Dataset items
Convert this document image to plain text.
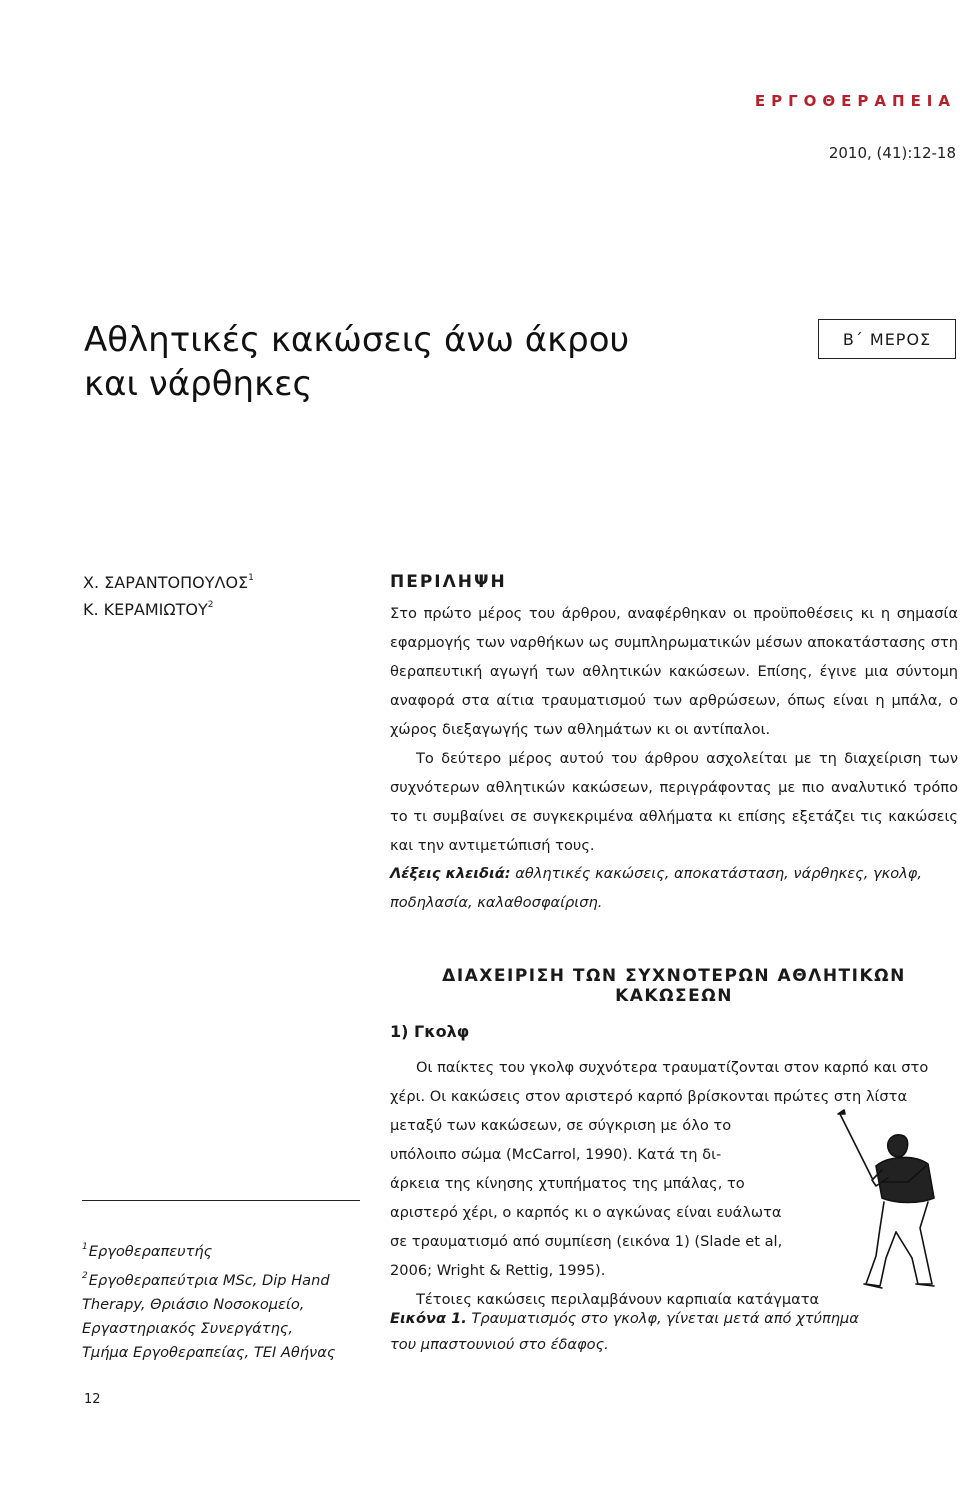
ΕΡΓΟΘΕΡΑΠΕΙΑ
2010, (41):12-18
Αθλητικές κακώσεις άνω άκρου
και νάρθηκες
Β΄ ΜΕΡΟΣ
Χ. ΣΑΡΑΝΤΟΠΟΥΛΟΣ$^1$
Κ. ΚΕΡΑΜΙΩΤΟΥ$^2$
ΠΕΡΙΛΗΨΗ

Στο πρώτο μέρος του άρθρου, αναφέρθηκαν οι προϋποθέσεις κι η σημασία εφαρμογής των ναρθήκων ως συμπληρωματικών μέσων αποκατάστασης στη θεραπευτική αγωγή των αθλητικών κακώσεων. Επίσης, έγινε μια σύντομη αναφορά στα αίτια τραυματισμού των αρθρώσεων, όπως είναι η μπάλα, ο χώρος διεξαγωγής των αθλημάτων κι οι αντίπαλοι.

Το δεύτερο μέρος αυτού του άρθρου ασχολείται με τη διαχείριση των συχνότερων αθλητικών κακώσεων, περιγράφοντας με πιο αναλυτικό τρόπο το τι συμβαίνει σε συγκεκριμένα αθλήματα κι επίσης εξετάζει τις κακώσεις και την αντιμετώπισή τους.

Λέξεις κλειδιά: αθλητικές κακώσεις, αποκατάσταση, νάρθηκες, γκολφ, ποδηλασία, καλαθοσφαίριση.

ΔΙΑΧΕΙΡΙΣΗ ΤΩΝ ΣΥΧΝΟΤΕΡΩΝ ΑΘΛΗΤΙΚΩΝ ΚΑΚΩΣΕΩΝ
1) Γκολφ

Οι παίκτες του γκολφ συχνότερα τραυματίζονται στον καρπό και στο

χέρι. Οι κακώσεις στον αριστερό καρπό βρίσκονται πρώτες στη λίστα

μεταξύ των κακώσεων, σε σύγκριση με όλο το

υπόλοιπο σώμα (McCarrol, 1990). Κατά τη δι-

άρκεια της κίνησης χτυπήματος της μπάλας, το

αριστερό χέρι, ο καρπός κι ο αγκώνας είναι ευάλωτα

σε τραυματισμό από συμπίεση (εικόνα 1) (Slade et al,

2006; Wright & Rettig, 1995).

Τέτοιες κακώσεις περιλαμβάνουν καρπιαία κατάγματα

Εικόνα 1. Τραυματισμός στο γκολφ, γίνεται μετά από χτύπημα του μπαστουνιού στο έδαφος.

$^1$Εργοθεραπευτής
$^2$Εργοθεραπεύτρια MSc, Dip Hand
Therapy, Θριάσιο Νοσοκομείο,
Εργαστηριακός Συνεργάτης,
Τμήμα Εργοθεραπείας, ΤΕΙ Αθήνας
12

==

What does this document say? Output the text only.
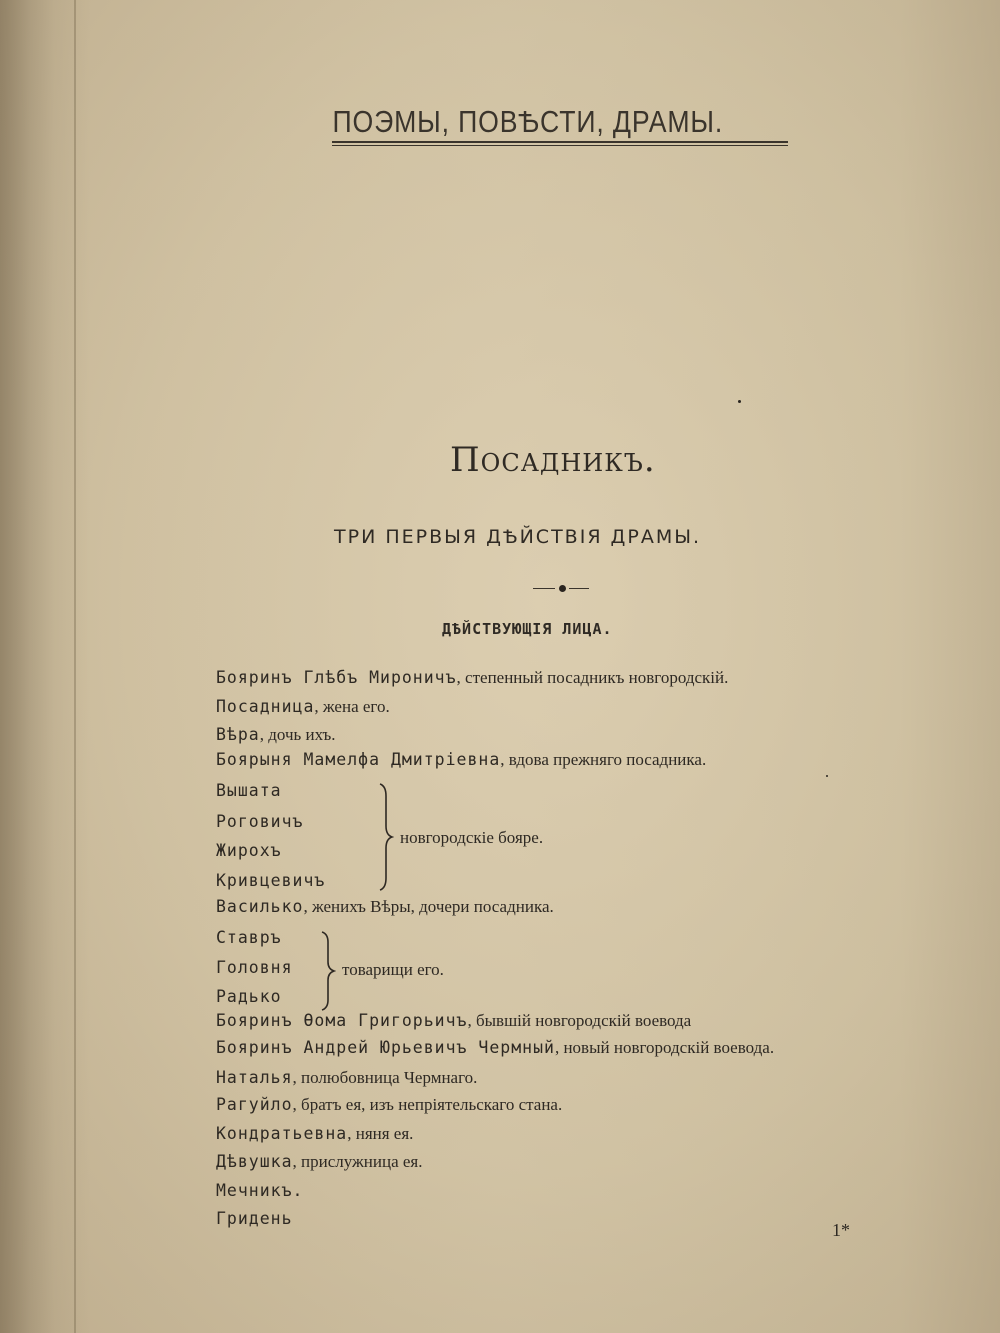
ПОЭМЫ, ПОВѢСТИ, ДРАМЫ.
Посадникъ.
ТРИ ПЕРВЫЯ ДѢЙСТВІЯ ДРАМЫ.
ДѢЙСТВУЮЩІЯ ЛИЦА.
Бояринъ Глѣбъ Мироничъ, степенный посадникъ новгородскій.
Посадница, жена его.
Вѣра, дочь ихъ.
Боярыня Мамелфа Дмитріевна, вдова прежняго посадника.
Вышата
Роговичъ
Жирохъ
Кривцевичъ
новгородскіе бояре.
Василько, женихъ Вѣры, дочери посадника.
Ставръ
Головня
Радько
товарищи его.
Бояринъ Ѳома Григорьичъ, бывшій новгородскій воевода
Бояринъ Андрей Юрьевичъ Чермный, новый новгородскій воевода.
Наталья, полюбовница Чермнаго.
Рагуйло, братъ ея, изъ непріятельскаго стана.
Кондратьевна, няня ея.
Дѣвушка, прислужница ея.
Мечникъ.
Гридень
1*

* * *

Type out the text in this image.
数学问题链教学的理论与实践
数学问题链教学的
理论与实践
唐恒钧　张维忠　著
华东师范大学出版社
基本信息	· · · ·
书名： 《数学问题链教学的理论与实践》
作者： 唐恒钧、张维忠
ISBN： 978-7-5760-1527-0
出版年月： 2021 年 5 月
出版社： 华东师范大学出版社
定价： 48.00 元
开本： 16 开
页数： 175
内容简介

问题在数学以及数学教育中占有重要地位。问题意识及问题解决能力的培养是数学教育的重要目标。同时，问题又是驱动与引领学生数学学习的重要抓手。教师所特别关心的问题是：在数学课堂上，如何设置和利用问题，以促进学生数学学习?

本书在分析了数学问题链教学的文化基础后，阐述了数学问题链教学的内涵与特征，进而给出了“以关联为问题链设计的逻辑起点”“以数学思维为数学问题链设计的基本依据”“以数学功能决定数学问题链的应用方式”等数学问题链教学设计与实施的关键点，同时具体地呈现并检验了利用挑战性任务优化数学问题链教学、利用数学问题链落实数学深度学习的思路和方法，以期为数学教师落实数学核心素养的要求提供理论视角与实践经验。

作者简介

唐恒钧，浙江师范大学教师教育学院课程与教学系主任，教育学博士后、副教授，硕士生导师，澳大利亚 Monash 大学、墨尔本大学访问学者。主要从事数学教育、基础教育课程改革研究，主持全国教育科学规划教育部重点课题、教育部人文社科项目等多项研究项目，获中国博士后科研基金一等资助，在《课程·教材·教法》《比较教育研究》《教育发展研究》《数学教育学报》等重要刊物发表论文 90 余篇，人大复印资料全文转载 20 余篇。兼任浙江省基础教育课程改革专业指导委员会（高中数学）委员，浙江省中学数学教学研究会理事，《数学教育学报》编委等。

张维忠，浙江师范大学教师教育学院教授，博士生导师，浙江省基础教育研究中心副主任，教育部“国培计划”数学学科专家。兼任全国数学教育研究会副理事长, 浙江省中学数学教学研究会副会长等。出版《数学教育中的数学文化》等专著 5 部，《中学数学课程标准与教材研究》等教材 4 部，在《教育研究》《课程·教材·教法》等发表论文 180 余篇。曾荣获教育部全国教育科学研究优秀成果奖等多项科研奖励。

Set task: Lines that hold the word "Бояринъ" are the ones to return, every one of them.

Reply:
Бояринъ Глѣбъ Мироничъ, степенный посадникъ новгородскій.
Бояринъ Ѳома Григорьичъ, бывшій новгородскій воевода
Бояринъ Андрей Юрьевичъ Чермный, новый новгородскій воевода.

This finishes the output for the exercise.